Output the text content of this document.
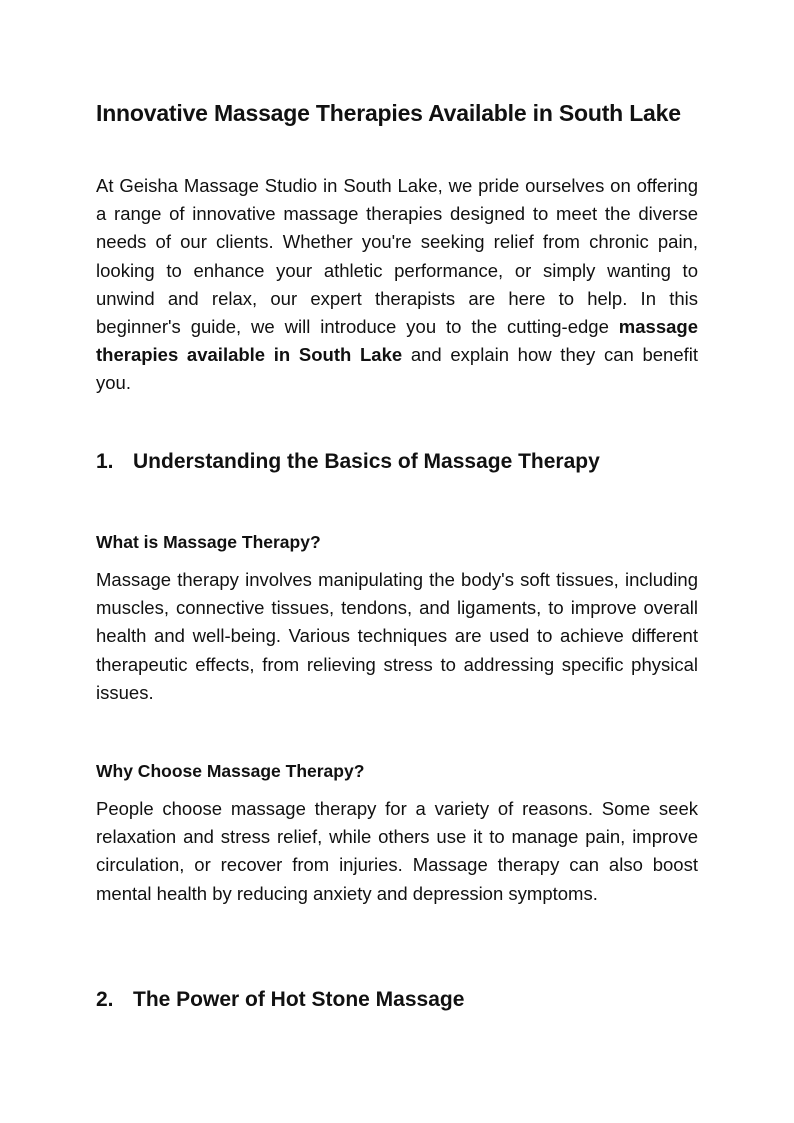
Innovative Massage Therapies Available in South Lake

At Geisha Massage Studio in South Lake, we pride ourselves on offering a range of innovative massage therapies designed to meet the diverse needs of our clients. Whether you're seeking relief from chronic pain, looking to enhance your athletic performance, or simply wanting to unwind and relax, our expert therapists are here to help. In this beginner's guide, we will introduce you to the cutting-edge massage therapies available in South Lake and explain how they can benefit you.

1. Understanding the Basics of Massage Therapy
What is Massage Therapy?

Massage therapy involves manipulating the body's soft tissues, including muscles, connective tissues, tendons, and ligaments, to improve overall health and well-being. Various techniques are used to achieve different therapeutic effects, from relieving stress to addressing specific physical issues.

Why Choose Massage Therapy?

People choose massage therapy for a variety of reasons. Some seek relaxation and stress relief, while others use it to manage pain, improve circulation, or recover from injuries. Massage therapy can also boost mental health by reducing anxiety and depression symptoms.

2. The Power of Hot Stone Massage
# # # #
▶ [Request]:
Retype every entry verbatim and exclude the pictures from the copy.

▶ [Result of the task]:
Output the text content of this document.
Innovative Massage Therapies Available in South Lake

At Geisha Massage Studio in South Lake, we pride ourselves on offering a range of innovative massage therapies designed to meet the diverse needs of our clients. Whether you're seeking relief from chronic pain, looking to enhance your athletic performance, or simply wanting to unwind and relax, our expert therapists are here to help. In this beginner's guide, we will introduce you to the cutting-edge massage therapies available in South Lake and explain how they can benefit you.

1. Understanding the Basics of Massage Therapy
What is Massage Therapy?

Massage therapy involves manipulating the body's soft tissues, including muscles, connective tissues, tendons, and ligaments, to improve overall health and well-being. Various techniques are used to achieve different therapeutic effects, from relieving stress to addressing specific physical issues.

Why Choose Massage Therapy?

People choose massage therapy for a variety of reasons. Some seek relaxation and stress relief, while others use it to manage pain, improve circulation, or recover from injuries. Massage therapy can also boost mental health by reducing anxiety and depression symptoms.

2. The Power of Hot Stone Massage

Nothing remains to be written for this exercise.